### Supplied data
>>>

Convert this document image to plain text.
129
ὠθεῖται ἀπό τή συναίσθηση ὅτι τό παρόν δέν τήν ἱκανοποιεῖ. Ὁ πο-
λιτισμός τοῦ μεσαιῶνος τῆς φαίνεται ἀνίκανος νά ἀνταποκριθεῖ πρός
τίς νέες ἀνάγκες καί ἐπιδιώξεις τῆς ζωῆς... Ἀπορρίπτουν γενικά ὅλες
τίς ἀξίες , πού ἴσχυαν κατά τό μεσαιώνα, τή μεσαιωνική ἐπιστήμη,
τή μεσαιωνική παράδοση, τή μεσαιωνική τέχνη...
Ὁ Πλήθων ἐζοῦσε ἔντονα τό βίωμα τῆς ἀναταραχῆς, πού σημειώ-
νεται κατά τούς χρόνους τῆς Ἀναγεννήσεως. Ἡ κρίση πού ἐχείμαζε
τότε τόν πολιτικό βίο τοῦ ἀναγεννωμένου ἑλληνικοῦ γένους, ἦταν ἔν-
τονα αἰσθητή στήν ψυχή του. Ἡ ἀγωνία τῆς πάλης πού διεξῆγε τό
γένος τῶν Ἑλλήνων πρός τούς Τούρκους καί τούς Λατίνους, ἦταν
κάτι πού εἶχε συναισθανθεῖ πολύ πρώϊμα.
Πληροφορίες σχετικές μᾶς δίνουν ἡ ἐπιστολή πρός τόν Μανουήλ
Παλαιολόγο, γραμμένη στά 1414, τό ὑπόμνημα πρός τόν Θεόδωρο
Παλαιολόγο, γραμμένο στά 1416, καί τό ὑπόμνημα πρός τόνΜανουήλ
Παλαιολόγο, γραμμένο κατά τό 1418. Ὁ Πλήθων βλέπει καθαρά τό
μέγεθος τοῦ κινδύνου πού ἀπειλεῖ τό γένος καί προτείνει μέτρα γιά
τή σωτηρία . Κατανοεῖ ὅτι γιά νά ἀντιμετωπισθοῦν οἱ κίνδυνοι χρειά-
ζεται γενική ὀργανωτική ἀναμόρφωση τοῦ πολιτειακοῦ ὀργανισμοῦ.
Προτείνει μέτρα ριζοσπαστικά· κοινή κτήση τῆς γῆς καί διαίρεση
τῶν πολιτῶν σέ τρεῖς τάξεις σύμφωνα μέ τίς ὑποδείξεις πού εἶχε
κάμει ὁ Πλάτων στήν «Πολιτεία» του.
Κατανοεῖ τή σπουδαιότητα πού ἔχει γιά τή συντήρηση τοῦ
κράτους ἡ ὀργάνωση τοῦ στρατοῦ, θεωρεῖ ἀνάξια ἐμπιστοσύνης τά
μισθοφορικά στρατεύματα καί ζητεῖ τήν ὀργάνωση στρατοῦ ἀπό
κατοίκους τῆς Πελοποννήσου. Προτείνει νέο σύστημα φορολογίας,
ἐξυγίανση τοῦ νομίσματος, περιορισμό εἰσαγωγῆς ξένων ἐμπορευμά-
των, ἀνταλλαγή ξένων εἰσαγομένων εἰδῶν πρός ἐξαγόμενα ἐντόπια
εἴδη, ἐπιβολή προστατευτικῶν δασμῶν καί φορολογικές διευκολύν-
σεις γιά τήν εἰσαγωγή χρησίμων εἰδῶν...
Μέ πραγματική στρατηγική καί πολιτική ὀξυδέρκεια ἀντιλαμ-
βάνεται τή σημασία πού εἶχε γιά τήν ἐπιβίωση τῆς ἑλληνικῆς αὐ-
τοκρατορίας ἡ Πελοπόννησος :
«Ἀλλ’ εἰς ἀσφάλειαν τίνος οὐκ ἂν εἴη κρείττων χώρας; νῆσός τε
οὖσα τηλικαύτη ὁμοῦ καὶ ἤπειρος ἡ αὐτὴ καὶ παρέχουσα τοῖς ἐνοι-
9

<<<

### Problem description
Extract each line from the listing that holds the word "ὑπόμνημα".

### Written reply
Παλαιολόγο, γραμμένη στά 1414, τό ὑπόμνημα πρός τόν Θεόδωρο
Παλαιολόγο, γραμμένο στά 1416, καί τό ὑπόμνημα πρός τόνΜανουήλ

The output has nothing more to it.